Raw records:
- - -

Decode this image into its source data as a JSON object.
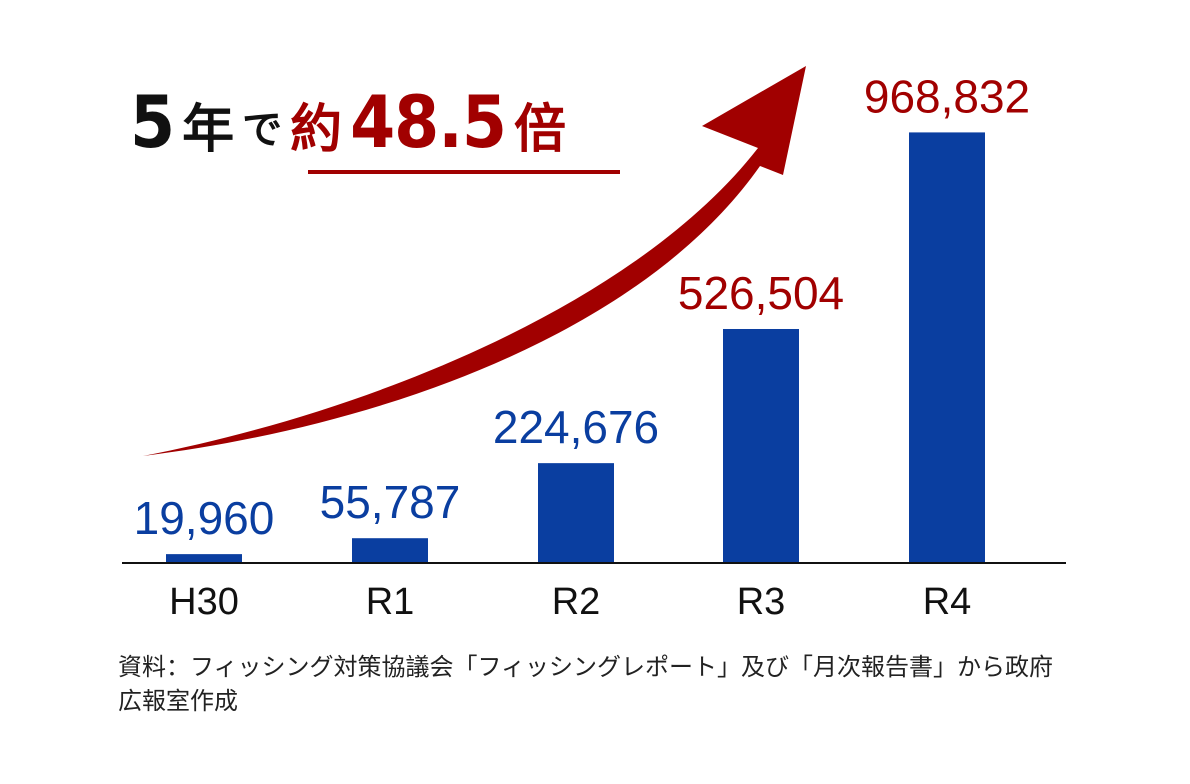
{
  "colors": {
    "bar": "#0a3ea0",
    "value_blue": "#0a3ea0",
    "value_red": "#a10000",
    "headline_dark": "#111111",
    "headline_accent": "#a10000",
    "axis": "#111111",
    "arrow": "#a10000"
  },
  "headline": {
    "years": "5",
    "year_unit": "年",
    "particle": "で",
    "approx": "約",
    "multiplier": "48.5",
    "times": "倍"
  },
  "chart_data": {
    "type": "bar",
    "categories": [
      "H30",
      "R1",
      "R2",
      "R3",
      "R4"
    ],
    "values": [
      19960,
      55787,
      224676,
      526504,
      968832
    ],
    "value_labels": [
      "19,960",
      "55,787",
      "224,676",
      "526,504",
      "968,832"
    ],
    "highlighted_indices": [
      3,
      4
    ],
    "title": "",
    "xlabel": "",
    "ylabel": "",
    "ylim": [
      0,
      1080000
    ],
    "grid": false,
    "legend": "none",
    "annotation": "growth-arrow"
  },
  "source_note": "資料：フィッシング対策協議会「フィッシングレポート」及び「月次報告書」から政府広報室作成"
}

- - -

WHAT THIS TASK INVOLVES:
Write the records out again in full, exactly, and skip every picture.

FINAL ANSWER:
Decode this image into its source data as a JSON object.
{
  "colors": {
    "bar": "#0a3ea0",
    "value_blue": "#0a3ea0",
    "value_red": "#a10000",
    "headline_dark": "#111111",
    "headline_accent": "#a10000",
    "axis": "#111111",
    "arrow": "#a10000"
  },
  "headline": {
    "years": "5",
    "year_unit": "年",
    "particle": "で",
    "approx": "約",
    "multiplier": "48.5",
    "times": "倍"
  },
  "chart_data": {
    "type": "bar",
    "categories": [
      "H30",
      "R1",
      "R2",
      "R3",
      "R4"
    ],
    "values": [
      19960,
      55787,
      224676,
      526504,
      968832
    ],
    "value_labels": [
      "19,960",
      "55,787",
      "224,676",
      "526,504",
      "968,832"
    ],
    "highlighted_indices": [
      3,
      4
    ],
    "title": "",
    "xlabel": "",
    "ylabel": "",
    "ylim": [
      0,
      1080000
    ],
    "grid": false,
    "legend": "none",
    "annotation": "growth-arrow"
  },
  "source_note": "資料：フィッシング対策協議会「フィッシングレポート」及び「月次報告書」から政府広報室作成"
}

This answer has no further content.